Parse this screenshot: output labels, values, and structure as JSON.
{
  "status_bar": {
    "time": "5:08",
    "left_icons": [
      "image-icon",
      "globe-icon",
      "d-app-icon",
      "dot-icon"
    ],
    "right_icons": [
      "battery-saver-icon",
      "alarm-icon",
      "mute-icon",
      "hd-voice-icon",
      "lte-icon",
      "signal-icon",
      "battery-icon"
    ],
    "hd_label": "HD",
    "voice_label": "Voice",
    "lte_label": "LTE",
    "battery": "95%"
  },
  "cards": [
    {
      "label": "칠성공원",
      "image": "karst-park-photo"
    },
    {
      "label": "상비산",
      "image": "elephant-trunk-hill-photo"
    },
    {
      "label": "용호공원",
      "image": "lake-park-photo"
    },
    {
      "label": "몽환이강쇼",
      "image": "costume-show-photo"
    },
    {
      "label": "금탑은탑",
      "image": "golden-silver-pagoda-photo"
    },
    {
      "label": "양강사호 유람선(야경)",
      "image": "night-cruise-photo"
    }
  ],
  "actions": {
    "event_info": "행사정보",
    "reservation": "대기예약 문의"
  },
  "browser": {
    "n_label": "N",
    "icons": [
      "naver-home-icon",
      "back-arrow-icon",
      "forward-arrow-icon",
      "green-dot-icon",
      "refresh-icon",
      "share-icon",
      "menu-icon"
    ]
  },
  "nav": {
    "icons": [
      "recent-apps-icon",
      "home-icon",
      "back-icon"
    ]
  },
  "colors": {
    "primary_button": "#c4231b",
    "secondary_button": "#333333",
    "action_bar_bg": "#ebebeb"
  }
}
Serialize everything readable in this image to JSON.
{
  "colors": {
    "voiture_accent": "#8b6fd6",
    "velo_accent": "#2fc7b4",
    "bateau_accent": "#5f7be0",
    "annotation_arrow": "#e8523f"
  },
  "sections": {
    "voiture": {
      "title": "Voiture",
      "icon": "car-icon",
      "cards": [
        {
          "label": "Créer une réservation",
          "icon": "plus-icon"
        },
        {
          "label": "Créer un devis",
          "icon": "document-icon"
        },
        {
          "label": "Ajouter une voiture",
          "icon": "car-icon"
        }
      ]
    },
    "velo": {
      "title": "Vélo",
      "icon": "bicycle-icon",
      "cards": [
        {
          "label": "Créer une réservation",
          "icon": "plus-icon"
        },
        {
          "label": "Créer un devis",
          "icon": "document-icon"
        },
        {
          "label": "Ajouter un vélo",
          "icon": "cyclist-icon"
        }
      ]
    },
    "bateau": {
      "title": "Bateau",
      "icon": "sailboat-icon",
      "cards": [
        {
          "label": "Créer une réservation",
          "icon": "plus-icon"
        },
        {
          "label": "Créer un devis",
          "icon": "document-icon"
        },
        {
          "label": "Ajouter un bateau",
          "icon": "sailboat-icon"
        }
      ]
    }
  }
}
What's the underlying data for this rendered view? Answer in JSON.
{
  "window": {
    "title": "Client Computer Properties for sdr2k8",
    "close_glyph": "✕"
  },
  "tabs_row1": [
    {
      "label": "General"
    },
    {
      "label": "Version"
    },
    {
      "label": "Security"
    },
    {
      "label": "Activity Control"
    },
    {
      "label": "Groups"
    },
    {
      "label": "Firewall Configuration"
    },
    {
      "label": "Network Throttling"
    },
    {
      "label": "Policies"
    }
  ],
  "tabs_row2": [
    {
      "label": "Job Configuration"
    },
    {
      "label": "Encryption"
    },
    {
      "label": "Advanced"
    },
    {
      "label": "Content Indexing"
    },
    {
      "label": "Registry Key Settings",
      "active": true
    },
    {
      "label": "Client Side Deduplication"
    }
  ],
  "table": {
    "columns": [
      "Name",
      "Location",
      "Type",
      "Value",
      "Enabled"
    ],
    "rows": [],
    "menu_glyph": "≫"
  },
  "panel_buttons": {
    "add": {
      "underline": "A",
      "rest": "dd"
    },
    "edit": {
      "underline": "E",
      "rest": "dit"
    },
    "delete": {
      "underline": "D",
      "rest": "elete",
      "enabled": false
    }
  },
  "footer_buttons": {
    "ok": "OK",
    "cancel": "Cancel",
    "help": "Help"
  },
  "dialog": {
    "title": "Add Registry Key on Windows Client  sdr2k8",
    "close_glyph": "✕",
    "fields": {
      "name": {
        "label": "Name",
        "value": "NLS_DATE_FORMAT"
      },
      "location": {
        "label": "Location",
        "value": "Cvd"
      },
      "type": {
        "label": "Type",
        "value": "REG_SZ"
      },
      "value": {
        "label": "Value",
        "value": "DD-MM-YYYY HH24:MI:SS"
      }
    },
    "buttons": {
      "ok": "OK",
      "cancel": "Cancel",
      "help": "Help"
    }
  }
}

- _TASK DIRECTIONS_
All of the records must be retyped exactly as they are.

- _EXERCISE OUTPUT_
Parse this screenshot: output labels, values, and structure as JSON.
{
  "status_bar": {
    "time": "5:08",
    "left_icons": [
      "image-icon",
      "globe-icon",
      "d-app-icon",
      "dot-icon"
    ],
    "right_icons": [
      "battery-saver-icon",
      "alarm-icon",
      "mute-icon",
      "hd-voice-icon",
      "lte-icon",
      "signal-icon",
      "battery-icon"
    ],
    "hd_label": "HD",
    "voice_label": "Voice",
    "lte_label": "LTE",
    "battery": "95%"
  },
  "cards": [
    {
      "label": "칠성공원",
      "image": "karst-park-photo"
    },
    {
      "label": "상비산",
      "image": "elephant-trunk-hill-photo"
    },
    {
      "label": "용호공원",
      "image": "lake-park-photo"
    },
    {
      "label": "몽환이강쇼",
      "image": "costume-show-photo"
    },
    {
      "label": "금탑은탑",
      "image": "golden-silver-pagoda-photo"
    },
    {
      "label": "양강사호 유람선(야경)",
      "image": "night-cruise-photo"
    }
  ],
  "actions": {
    "event_info": "행사정보",
    "reservation": "대기예약 문의"
  },
  "browser": {
    "n_label": "N",
    "icons": [
      "naver-home-icon",
      "back-arrow-icon",
      "forward-arrow-icon",
      "green-dot-icon",
      "refresh-icon",
      "share-icon",
      "menu-icon"
    ]
  },
  "nav": {
    "icons": [
      "recent-apps-icon",
      "home-icon",
      "back-icon"
    ]
  },
  "colors": {
    "primary_button": "#c4231b",
    "secondary_button": "#333333",
    "action_bar_bg": "#ebebeb"
  }
}
Serialize everything readable in this image to JSON.
{
  "colors": {
    "voiture_accent": "#8b6fd6",
    "velo_accent": "#2fc7b4",
    "bateau_accent": "#5f7be0",
    "annotation_arrow": "#e8523f"
  },
  "sections": {
    "voiture": {
      "title": "Voiture",
      "icon": "car-icon",
      "cards": [
        {
          "label": "Créer une réservation",
          "icon": "plus-icon"
        },
        {
          "label": "Créer un devis",
          "icon": "document-icon"
        },
        {
          "label": "Ajouter une voiture",
          "icon": "car-icon"
        }
      ]
    },
    "velo": {
      "title": "Vélo",
      "icon": "bicycle-icon",
      "cards": [
        {
          "label": "Créer une réservation",
          "icon": "plus-icon"
        },
        {
          "label": "Créer un devis",
          "icon": "document-icon"
        },
        {
          "label": "Ajouter un vélo",
          "icon": "cyclist-icon"
        }
      ]
    },
    "bateau": {
      "title": "Bateau",
      "icon": "sailboat-icon",
      "cards": [
        {
          "label": "Créer une réservation",
          "icon": "plus-icon"
        },
        {
          "label": "Créer un devis",
          "icon": "document-icon"
        },
        {
          "label": "Ajouter un bateau",
          "icon": "sailboat-icon"
        }
      ]
    }
  }
}
What's the underlying data for this rendered view? Answer in JSON.
{
  "window": {
    "title": "Client Computer Properties for sdr2k8",
    "close_glyph": "✕"
  },
  "tabs_row1": [
    {
      "label": "General"
    },
    {
      "label": "Version"
    },
    {
      "label": "Security"
    },
    {
      "label": "Activity Control"
    },
    {
      "label": "Groups"
    },
    {
      "label": "Firewall Configuration"
    },
    {
      "label": "Network Throttling"
    },
    {
      "label": "Policies"
    }
  ],
  "tabs_row2": [
    {
      "label": "Job Configuration"
    },
    {
      "label": "Encryption"
    },
    {
      "label": "Advanced"
    },
    {
      "label": "Content Indexing"
    },
    {
      "label": "Registry Key Settings",
      "active": true
    },
    {
      "label": "Client Side Deduplication"
    }
  ],
  "table": {
    "columns": [
      "Name",
      "Location",
      "Type",
      "Value",
      "Enabled"
    ],
    "rows": [],
    "menu_glyph": "≫"
  },
  "panel_buttons": {
    "add": {
      "underline": "A",
      "rest": "dd"
    },
    "edit": {
      "underline": "E",
      "rest": "dit"
    },
    "delete": {
      "underline": "D",
      "rest": "elete",
      "enabled": false
    }
  },
  "footer_buttons": {
    "ok": "OK",
    "cancel": "Cancel",
    "help": "Help"
  },
  "dialog": {
    "title": "Add Registry Key on Windows Client  sdr2k8",
    "close_glyph": "✕",
    "fields": {
      "name": {
        "label": "Name",
        "value": "NLS_DATE_FORMAT"
      },
      "location": {
        "label": "Location",
        "value": "Cvd"
      },
      "type": {
        "label": "Type",
        "value": "REG_SZ"
      },
      "value": {
        "label": "Value",
        "value": "DD-MM-YYYY HH24:MI:SS"
      }
    },
    "buttons": {
      "ok": "OK",
      "cancel": "Cancel",
      "help": "Help"
    }
  }
}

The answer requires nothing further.